Report how many lines in the records below contain the word "digits". Give only the number.

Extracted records
<<<<
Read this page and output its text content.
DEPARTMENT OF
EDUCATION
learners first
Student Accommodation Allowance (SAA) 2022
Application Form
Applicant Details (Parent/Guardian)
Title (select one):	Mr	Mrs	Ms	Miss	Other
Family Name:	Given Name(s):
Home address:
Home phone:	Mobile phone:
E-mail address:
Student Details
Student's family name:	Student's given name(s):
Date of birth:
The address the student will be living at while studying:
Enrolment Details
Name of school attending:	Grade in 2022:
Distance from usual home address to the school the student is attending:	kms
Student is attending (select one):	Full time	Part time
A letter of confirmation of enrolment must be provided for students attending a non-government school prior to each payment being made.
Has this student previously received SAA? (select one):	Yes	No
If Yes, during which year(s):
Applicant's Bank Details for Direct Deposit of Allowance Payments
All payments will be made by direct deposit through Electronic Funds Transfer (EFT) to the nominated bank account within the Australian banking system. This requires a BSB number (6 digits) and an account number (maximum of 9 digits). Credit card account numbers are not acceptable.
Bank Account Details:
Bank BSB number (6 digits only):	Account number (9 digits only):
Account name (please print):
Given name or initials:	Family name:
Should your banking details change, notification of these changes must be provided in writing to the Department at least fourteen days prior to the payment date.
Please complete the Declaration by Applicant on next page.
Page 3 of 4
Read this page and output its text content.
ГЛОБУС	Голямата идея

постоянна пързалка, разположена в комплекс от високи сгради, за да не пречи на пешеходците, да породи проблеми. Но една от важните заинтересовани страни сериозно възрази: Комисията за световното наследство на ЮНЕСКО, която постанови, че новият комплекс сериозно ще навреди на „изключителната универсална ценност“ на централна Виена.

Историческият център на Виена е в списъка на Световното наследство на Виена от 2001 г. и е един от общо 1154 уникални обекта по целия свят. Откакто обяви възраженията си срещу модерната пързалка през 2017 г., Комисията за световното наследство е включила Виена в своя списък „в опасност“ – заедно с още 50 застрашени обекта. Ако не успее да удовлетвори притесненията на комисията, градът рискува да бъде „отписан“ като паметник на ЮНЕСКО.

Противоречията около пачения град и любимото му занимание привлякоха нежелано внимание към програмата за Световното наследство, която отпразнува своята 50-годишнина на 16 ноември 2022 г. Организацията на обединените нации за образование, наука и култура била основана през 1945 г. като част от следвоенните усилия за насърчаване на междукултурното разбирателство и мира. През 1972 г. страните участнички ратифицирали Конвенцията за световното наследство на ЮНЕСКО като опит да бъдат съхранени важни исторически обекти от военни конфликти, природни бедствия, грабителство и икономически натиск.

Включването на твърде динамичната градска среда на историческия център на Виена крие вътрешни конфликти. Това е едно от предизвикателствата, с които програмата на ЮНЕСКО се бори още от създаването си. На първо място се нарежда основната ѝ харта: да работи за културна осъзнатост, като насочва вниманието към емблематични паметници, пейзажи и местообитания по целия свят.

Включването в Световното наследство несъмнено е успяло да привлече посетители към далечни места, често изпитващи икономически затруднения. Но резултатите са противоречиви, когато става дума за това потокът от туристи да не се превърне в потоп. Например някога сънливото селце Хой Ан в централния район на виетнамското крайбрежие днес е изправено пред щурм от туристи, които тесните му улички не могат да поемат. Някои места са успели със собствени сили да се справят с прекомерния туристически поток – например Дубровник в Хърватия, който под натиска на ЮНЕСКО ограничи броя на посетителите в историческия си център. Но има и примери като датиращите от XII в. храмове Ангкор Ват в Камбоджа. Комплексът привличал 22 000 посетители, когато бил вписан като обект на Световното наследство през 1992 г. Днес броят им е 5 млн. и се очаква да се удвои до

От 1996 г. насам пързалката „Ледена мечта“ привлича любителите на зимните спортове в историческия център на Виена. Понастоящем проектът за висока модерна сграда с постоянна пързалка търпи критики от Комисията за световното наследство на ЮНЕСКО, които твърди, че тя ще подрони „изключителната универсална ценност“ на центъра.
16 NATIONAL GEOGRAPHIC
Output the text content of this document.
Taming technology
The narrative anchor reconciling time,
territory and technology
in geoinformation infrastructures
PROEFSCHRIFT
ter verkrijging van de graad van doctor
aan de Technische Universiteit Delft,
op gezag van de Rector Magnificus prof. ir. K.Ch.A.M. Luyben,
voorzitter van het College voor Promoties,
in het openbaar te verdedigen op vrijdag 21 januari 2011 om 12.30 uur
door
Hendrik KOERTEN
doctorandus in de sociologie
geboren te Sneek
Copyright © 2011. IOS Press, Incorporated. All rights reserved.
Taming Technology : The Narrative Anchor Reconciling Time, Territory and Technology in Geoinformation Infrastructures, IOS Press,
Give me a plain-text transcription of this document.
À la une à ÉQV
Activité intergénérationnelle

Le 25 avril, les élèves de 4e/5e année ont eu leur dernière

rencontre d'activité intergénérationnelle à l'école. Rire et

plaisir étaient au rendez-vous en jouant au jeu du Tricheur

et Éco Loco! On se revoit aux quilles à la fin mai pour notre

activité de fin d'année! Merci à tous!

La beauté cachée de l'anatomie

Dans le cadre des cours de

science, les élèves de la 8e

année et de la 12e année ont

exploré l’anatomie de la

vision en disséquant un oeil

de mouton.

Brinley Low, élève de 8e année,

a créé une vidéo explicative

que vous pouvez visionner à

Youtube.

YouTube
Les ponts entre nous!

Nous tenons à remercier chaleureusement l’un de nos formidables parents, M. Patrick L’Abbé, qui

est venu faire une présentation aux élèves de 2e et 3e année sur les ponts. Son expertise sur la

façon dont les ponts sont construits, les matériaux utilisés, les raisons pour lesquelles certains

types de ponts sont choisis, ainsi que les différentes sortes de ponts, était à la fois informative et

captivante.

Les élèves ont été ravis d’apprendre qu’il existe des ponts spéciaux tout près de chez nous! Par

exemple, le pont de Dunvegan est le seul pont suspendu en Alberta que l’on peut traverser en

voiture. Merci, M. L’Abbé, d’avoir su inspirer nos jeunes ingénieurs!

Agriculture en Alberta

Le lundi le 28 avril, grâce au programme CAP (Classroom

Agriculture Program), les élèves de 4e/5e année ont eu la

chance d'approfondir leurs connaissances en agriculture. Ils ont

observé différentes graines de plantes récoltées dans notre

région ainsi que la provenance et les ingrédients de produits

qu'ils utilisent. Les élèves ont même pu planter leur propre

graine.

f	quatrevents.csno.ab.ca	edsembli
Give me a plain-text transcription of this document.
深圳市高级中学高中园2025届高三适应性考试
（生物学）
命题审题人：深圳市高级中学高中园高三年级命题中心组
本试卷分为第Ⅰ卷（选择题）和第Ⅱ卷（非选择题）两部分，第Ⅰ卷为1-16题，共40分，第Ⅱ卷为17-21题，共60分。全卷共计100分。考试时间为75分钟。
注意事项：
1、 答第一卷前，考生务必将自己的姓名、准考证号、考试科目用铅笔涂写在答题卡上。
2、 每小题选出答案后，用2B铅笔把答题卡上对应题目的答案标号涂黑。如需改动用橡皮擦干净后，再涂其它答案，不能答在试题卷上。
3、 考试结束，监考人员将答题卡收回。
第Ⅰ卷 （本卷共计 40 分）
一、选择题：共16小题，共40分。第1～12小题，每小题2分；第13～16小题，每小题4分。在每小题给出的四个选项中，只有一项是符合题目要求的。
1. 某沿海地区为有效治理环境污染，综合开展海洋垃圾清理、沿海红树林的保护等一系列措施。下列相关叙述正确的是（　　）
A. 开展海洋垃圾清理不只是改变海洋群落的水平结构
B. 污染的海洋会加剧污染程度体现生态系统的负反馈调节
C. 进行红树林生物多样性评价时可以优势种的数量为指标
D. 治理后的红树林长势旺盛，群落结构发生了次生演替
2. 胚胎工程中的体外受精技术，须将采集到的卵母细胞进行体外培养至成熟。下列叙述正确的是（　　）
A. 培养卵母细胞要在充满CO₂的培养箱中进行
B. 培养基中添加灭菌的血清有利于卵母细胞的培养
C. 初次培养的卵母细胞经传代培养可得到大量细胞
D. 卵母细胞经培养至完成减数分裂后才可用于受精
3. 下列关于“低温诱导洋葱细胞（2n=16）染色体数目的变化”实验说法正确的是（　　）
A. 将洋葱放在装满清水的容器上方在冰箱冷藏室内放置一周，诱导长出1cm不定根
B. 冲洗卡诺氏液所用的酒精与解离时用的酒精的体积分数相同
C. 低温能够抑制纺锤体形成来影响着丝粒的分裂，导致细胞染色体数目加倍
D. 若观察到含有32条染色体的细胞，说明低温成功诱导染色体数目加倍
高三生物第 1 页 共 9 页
>>>>
» **Result for this task**: 2